▶ [Requirements]:
Report all lines holding "into".

# start of Items

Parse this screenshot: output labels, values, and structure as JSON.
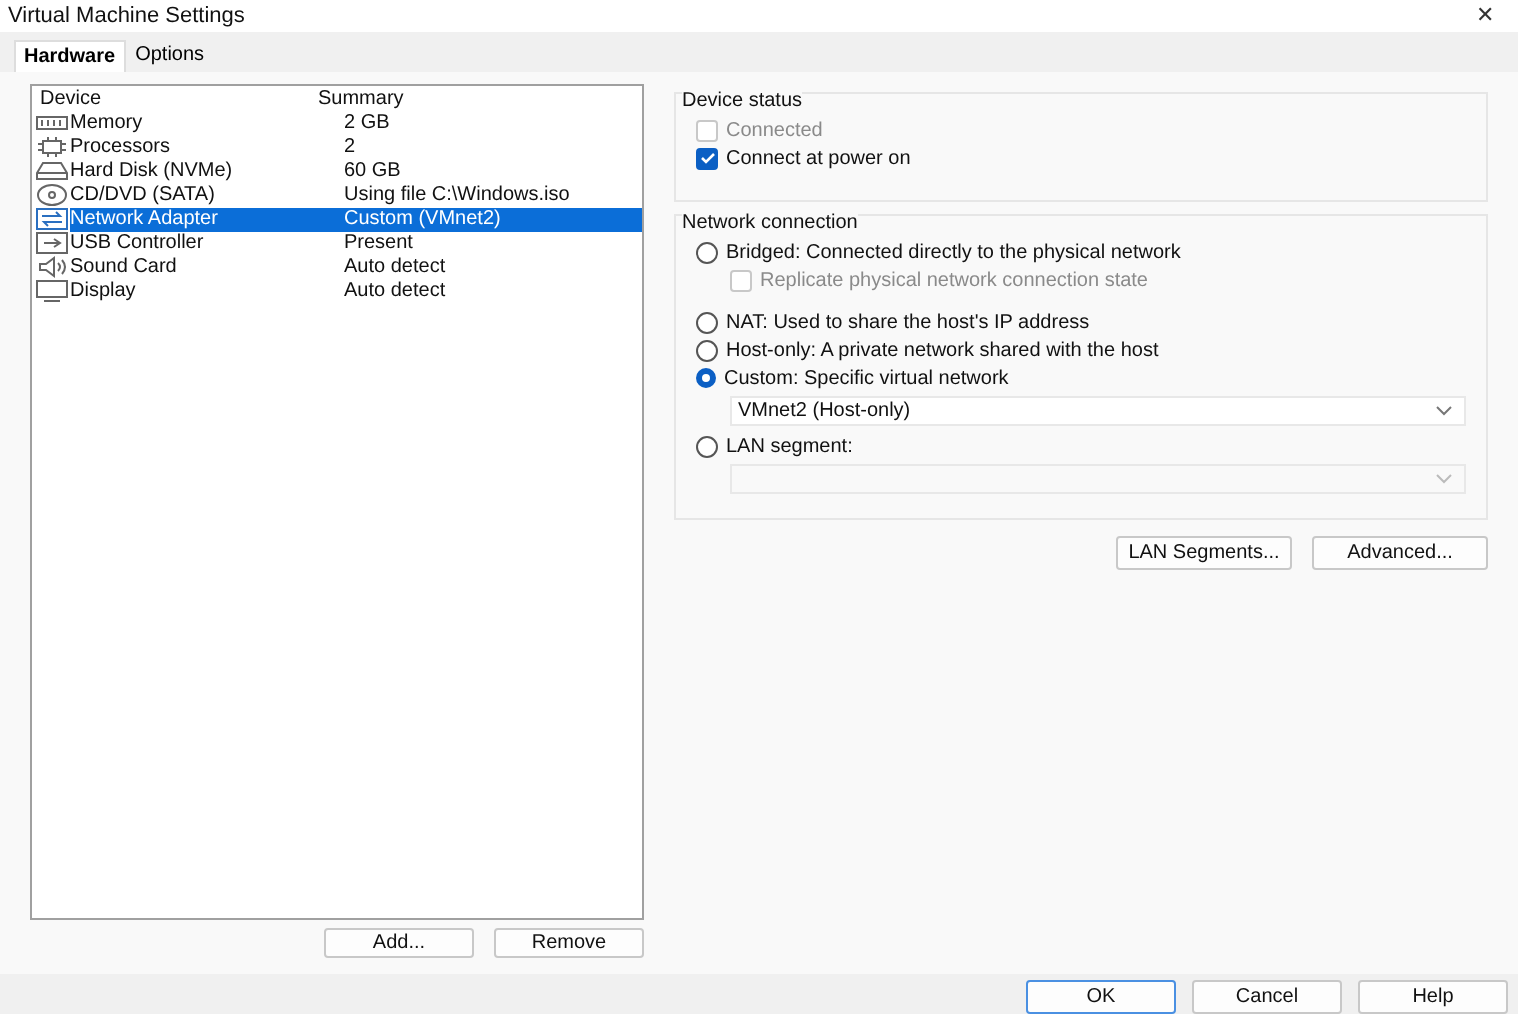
{
  "window": {
    "title": "Virtual Machine Settings",
    "close": "✕"
  },
  "tabs": [
    {
      "label": "Hardware",
      "selected": true
    },
    {
      "label": "Options",
      "selected": false
    }
  ],
  "device_list": {
    "columns": [
      "Device",
      "Summary"
    ],
    "rows": [
      {
        "kind": "memory",
        "device": "Memory",
        "summary": "2 GB",
        "selected": false
      },
      {
        "kind": "processor",
        "device": "Processors",
        "summary": "2",
        "selected": false
      },
      {
        "kind": "disk",
        "device": "Hard Disk (NVMe)",
        "summary": "60 GB",
        "selected": false
      },
      {
        "kind": "cd",
        "device": "CD/DVD (SATA)",
        "summary": "Using file C:\\Windows.iso",
        "selected": false
      },
      {
        "kind": "network",
        "device": "Network Adapter",
        "summary": "Custom (VMnet2)",
        "selected": true
      },
      {
        "kind": "usb",
        "device": "USB Controller",
        "summary": "Present",
        "selected": false
      },
      {
        "kind": "sound",
        "device": "Sound Card",
        "summary": "Auto detect",
        "selected": false
      },
      {
        "kind": "display",
        "device": "Display",
        "summary": "Auto detect",
        "selected": false
      }
    ]
  },
  "list_buttons": [
    "Add...",
    "Remove"
  ],
  "device_status": {
    "title": "Device status",
    "items": [
      {
        "label": "Connected",
        "checked": false,
        "disabled": true
      },
      {
        "label": "Connect at power on",
        "checked": true,
        "disabled": false
      }
    ]
  },
  "network_connection": {
    "title": "Network connection",
    "items": [
      {
        "kind": "radio",
        "label": "Bridged: Connected directly to the physical network",
        "selected": false
      },
      {
        "kind": "checkbox",
        "label": "Replicate physical network connection state",
        "checked": false,
        "disabled": true
      },
      {
        "kind": "radio",
        "label": "NAT: Used to share the host's IP address",
        "selected": false
      },
      {
        "kind": "radio",
        "label": "Host-only: A private network shared with the host",
        "selected": false
      },
      {
        "kind": "radio",
        "label": "Custom: Specific virtual network",
        "selected": true
      },
      {
        "kind": "select",
        "value": "VMnet2 (Host-only)",
        "disabled": false
      },
      {
        "kind": "radio",
        "label": "LAN segment:",
        "selected": false
      },
      {
        "kind": "select",
        "disabled": true
      }
    ]
  },
  "network_buttons": [
    "LAN Segments...",
    "Advanced..."
  ],
  "dialog_buttons": [
    {
      "label": "OK",
      "default": true
    },
    {
      "label": "Cancel",
      "default": false
    },
    {
      "label": "Help",
      "default": false
    }
  ]
}
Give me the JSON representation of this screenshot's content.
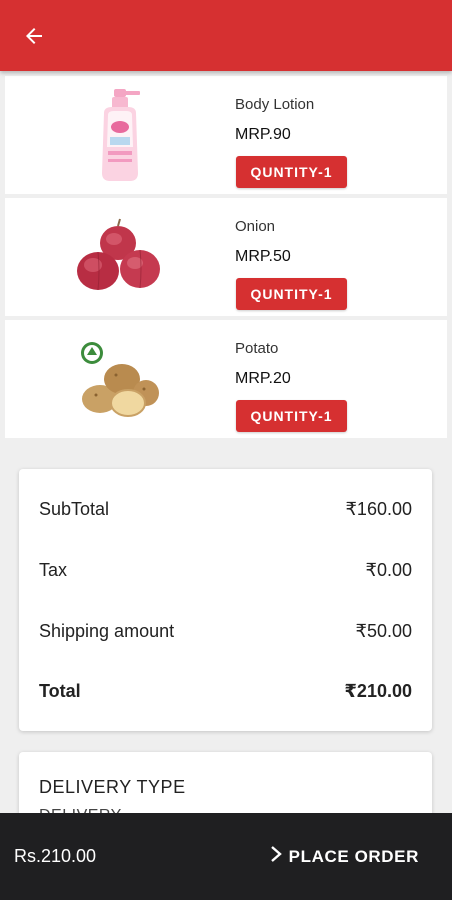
{
  "header": {
    "back_icon": "arrow-left-icon",
    "bg_color": "#d63031"
  },
  "products": [
    {
      "name": "Body Lotion",
      "price": "MRP.90",
      "qty_label": "QUNTITY-1",
      "image_icon": "lotion-bottle-image"
    },
    {
      "name": "Onion",
      "price": "MRP.50",
      "qty_label": "QUNTITY-1",
      "image_icon": "onion-image"
    },
    {
      "name": "Potato",
      "price": "MRP.20",
      "qty_label": "QUNTITY-1",
      "image_icon": "potato-image"
    }
  ],
  "summary": {
    "subtotal_label": "SubTotal",
    "subtotal_value": "₹160.00",
    "tax_label": "Tax",
    "tax_value": "₹0.00",
    "shipping_label": "Shipping amount",
    "shipping_value": "₹50.00",
    "total_label": "Total",
    "total_value": "₹210.00"
  },
  "delivery": {
    "title": "DELIVERY TYPE",
    "value": "DELIVERY"
  },
  "bottom_bar": {
    "total": "Rs.210.00",
    "place_order_label": "PLACE ORDER",
    "chevron_icon": "chevron-right-icon"
  },
  "colors": {
    "accent": "#d63031",
    "bottom_bar": "#1f1f21"
  }
}
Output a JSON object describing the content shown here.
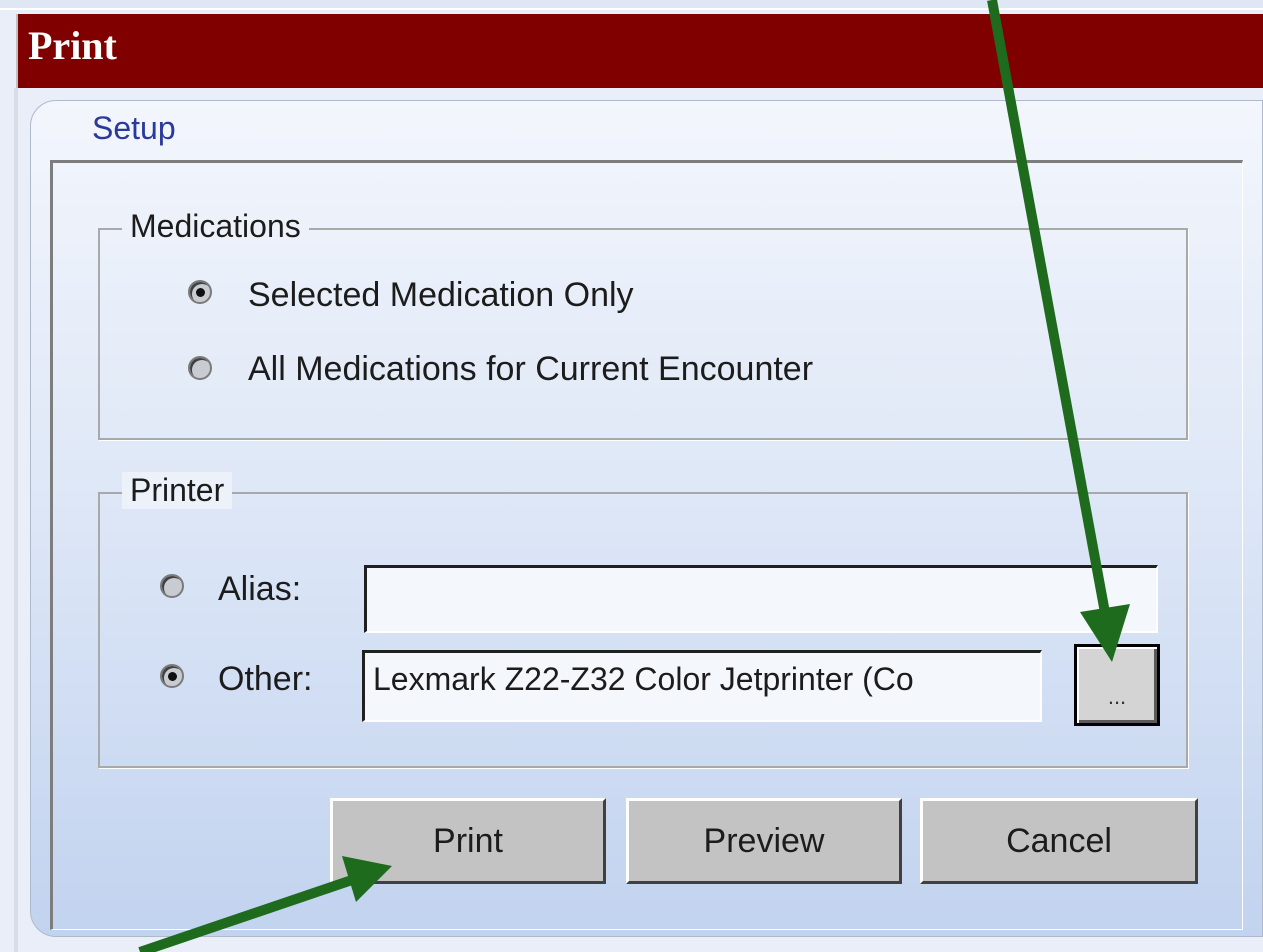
{
  "window": {
    "title": "Print"
  },
  "tab": {
    "label": "Setup"
  },
  "medications": {
    "legend": "Medications",
    "options": [
      {
        "label": "Selected Medication Only",
        "checked": true
      },
      {
        "label": "All Medications for Current Encounter",
        "checked": false
      }
    ]
  },
  "printer": {
    "legend": "Printer",
    "alias": {
      "label": "Alias:",
      "value": "",
      "checked": false
    },
    "other": {
      "label": "Other:",
      "value": "Lexmark Z22-Z32 Color Jetprinter (Co",
      "checked": true
    },
    "browse_label": "..."
  },
  "buttons": {
    "print": "Print",
    "preview": "Preview",
    "cancel": "Cancel"
  },
  "colors": {
    "titlebar": "#800000",
    "annotation_arrow": "#1e6b1e"
  }
}
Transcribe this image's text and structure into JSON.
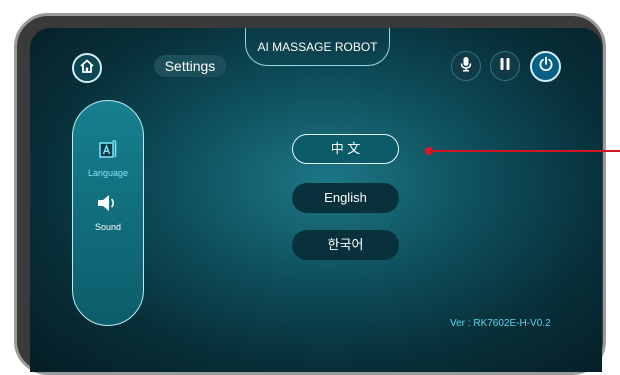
{
  "header": {
    "title": "AI MASSAGE ROBOT",
    "settings_label": "Settings"
  },
  "sidebar": {
    "items": [
      {
        "label": "Language",
        "icon": "language-icon",
        "active": true
      },
      {
        "label": "Sound",
        "icon": "speaker-icon",
        "active": false
      }
    ]
  },
  "languages": {
    "options": [
      "中 文",
      "English",
      "한국어"
    ],
    "selected": "中 文"
  },
  "footer": {
    "version": "Ver : RK7602E-H-V0.2"
  },
  "icons": {
    "home": "home-icon",
    "mic": "microphone-icon",
    "pause": "pause-icon",
    "power": "power-icon"
  },
  "colors": {
    "accent": "#8fdbe3",
    "active_label": "#7fe6ff",
    "annotation": "#e01425",
    "power_button": "#0a5f86"
  }
}
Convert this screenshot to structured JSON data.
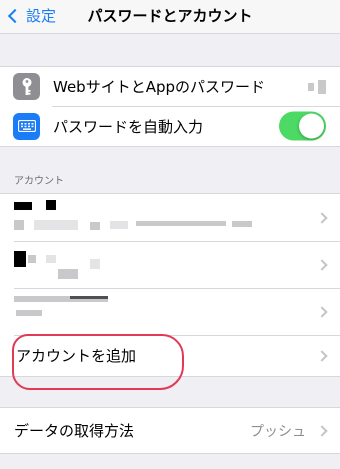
{
  "navbar": {
    "back_label": "設定",
    "title": "パスワードとアカウント"
  },
  "passwords_group": {
    "websites_label": "WebサイトとAppのパスワード",
    "autofill_label": "パスワードを自動入力",
    "autofill_enabled": true
  },
  "accounts_section": {
    "header": "アカウント",
    "add_account_label": "アカウントを追加"
  },
  "fetch_group": {
    "label": "データの取得方法",
    "value": "プッシュ"
  },
  "colors": {
    "accent": "#1a7cf6",
    "toggle_on": "#4cd964",
    "annotation": "#e23a55"
  }
}
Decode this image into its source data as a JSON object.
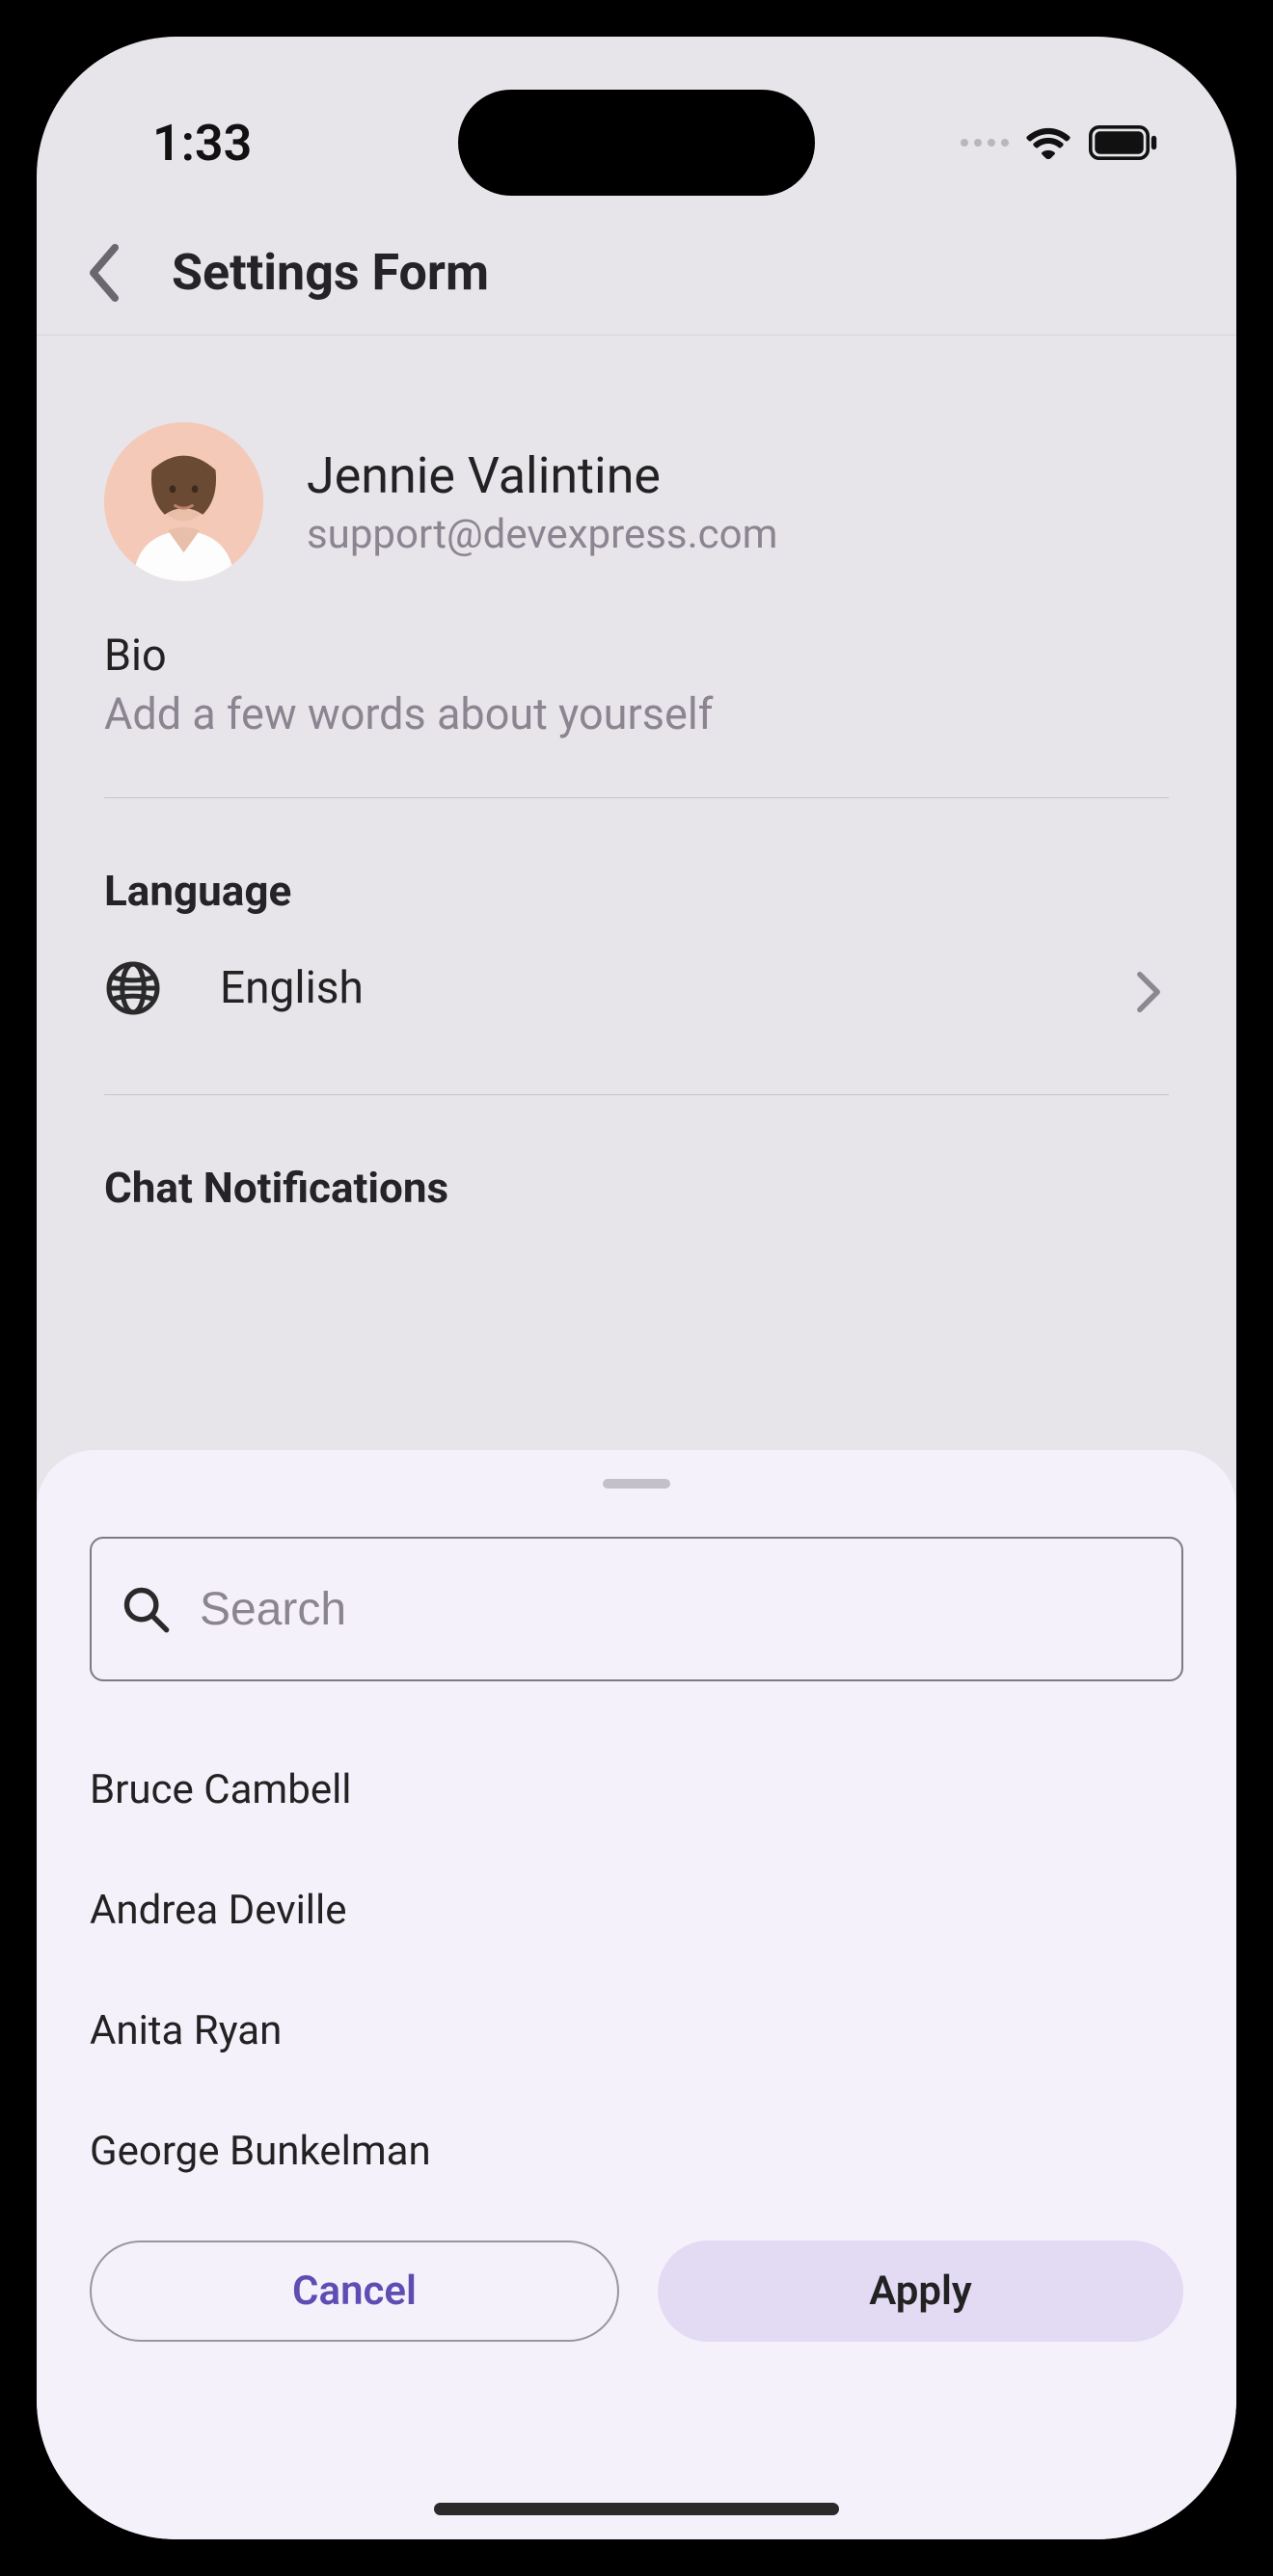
{
  "status": {
    "time": "1:33"
  },
  "nav": {
    "title": "Settings Form"
  },
  "profile": {
    "name": "Jennie Valintine",
    "email": "support@devexpress.com"
  },
  "bio": {
    "label": "Bio",
    "placeholder": "Add a few words about yourself"
  },
  "language": {
    "header": "Language",
    "value": "English"
  },
  "chat": {
    "header": "Chat Notifications"
  },
  "sheet": {
    "search_placeholder": "Search",
    "items": [
      "Bruce Cambell",
      "Andrea Deville",
      "Anita Ryan",
      "George Bunkelman"
    ],
    "cancel": "Cancel",
    "apply": "Apply"
  }
}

# end of Items

▶ [Complete response]:
Transcribe this image's text and structure into JSON.
Decode this image into its source data as a JSON object.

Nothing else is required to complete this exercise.